## LISTA DE EXERCÍCIOS:
**a.** No texto sobre a água no bairro Paz, escreva de novo o trecho de "O acesso à água" até "as necessidades diárias.", trocando "bacias" por "baldes".
**b.** Responda com base no texto sobre a água no bairro Paz:
(i) Em que município fica o bairro Paz?
(ii) Como é feito, em muitos casos, o transporte da água?
(iii) Qual moradora da comunidade dá o depoimento?

O acesso à água potável continua a ser um desafio para muitas famílias angolanas. No bairro Paz, município de Cacuaco, a situação é particularmente preocupante: apesar da existência de infraestruturas como fontanários, vários encontram-se abandonados e sem funcionamento há anos.
Por : Benhão Sapo
No local, é visível um chafariz que já não fornece água, obrigando os moradores a percorrer longas distâncias em busca do líquido essencial. Em muitos casos, o transporte é feito manualmente, com bacias à cabeça, o que limita a quantidade de água disponível para as necessidades diárias.
“Faz tempo que esses chafarizes não funcionam. Para termos água, temos de ir muito longe, e mesmo assim não conseguimos quantidade suficiente para tudo: lavar, cozinhar, tomar banho e beber”, relatou dona Maria, residente na comunidade.

## TRECHOS DOS REGISTROS:

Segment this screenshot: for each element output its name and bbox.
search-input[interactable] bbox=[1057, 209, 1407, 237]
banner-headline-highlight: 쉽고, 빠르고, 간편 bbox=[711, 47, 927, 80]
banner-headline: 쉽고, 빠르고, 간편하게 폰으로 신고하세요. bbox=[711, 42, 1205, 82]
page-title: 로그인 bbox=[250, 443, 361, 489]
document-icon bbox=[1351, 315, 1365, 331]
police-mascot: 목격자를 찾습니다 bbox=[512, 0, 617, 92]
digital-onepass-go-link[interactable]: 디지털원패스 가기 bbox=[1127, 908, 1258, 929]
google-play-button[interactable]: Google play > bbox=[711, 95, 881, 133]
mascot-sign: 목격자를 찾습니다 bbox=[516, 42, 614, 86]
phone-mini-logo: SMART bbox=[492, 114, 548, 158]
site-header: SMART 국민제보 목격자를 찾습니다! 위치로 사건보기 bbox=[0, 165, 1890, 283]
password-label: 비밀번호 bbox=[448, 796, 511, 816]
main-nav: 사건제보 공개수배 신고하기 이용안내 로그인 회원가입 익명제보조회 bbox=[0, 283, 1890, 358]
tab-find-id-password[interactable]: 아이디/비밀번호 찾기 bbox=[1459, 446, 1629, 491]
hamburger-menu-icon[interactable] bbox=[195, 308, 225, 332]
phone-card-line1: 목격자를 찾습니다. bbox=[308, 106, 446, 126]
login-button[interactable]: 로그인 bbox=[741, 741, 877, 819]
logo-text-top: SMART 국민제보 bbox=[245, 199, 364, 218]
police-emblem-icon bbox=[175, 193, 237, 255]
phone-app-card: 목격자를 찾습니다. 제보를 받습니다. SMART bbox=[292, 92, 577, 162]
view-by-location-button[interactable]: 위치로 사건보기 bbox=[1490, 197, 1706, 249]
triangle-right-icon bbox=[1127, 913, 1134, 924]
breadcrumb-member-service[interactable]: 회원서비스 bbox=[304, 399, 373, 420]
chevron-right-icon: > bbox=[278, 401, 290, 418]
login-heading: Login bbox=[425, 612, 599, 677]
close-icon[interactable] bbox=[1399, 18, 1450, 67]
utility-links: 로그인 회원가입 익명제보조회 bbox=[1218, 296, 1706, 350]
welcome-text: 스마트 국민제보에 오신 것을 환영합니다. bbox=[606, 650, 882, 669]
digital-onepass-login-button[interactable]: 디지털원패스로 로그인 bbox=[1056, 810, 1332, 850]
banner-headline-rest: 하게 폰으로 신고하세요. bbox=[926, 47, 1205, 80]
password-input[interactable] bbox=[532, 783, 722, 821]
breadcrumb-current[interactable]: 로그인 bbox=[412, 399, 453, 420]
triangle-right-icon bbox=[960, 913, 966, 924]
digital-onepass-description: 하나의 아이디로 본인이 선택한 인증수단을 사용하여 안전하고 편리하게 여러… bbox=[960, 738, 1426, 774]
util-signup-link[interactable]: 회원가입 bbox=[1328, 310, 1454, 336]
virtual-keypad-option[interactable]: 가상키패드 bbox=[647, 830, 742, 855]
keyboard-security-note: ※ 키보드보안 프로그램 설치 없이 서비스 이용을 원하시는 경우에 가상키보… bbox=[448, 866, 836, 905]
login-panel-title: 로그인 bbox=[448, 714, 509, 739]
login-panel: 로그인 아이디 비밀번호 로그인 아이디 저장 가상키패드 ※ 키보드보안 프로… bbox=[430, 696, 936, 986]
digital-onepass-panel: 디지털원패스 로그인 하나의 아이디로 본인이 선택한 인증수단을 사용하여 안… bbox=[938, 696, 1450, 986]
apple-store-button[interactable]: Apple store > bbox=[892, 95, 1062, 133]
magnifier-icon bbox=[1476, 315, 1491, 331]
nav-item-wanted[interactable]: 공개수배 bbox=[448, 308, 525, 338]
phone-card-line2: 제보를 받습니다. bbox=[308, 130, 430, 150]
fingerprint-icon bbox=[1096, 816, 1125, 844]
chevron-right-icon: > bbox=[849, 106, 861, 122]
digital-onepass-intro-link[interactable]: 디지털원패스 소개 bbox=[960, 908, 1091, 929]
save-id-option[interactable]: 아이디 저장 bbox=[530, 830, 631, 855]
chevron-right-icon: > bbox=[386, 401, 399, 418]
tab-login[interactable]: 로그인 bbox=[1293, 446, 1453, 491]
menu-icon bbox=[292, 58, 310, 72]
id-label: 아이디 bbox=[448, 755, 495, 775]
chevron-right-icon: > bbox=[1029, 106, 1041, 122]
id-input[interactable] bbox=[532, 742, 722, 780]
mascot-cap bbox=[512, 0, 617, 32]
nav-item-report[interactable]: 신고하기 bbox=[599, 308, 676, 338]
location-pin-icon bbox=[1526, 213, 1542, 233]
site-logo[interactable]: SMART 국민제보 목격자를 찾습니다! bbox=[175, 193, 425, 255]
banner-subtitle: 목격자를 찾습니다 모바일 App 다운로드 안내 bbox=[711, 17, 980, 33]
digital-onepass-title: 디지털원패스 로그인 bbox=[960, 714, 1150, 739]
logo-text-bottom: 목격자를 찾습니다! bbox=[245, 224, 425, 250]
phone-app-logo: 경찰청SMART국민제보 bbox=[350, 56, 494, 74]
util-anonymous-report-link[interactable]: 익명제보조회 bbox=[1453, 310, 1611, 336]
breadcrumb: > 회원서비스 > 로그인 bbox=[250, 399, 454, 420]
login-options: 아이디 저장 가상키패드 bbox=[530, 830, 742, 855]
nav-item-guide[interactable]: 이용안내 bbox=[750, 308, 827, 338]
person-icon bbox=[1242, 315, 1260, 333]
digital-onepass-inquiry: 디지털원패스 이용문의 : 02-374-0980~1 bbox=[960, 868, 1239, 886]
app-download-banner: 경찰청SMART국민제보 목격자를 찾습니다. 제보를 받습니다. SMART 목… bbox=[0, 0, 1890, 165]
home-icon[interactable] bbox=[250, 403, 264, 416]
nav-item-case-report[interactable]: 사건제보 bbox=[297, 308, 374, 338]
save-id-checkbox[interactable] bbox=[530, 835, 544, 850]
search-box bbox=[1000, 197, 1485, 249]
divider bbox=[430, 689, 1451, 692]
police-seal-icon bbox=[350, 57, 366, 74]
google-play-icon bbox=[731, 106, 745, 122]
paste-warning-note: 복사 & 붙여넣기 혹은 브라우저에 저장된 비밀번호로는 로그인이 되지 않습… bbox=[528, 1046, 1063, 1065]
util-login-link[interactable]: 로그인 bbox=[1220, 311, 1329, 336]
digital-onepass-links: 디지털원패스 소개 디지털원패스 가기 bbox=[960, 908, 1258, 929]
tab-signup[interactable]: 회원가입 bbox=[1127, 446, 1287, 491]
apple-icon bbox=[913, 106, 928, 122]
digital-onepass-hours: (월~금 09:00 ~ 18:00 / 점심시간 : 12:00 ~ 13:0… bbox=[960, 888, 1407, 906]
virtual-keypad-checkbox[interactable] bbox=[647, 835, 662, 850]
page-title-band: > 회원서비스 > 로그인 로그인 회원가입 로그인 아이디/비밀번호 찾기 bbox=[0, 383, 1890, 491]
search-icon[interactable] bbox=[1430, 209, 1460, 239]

## RESPOSTAS:
**a.**
O acesso à água potável continua a ser um desafio para muitas famílias angolanas. No bairro Paz, município de Cacuaco, a situação é particularmente preocupante: apesar da existência de infraestruturas como fontanários, vários encontram-se abandonados e sem funcionamento há anos.
Por : Benhão Sapo
No local, é visível um chafariz que já não fornece água, obrigando os moradores a percorrer longas distâncias em busca do líquido essencial. Em muitos casos, o transporte é feito manualmente, com baldes à cabeça, o que limita a quantidade de água disponível para as necessidades diárias.

**b.**
(i) Cacuaco.
(ii) Manualmente, com bacias à cabeça.
(iii) Dona Maria.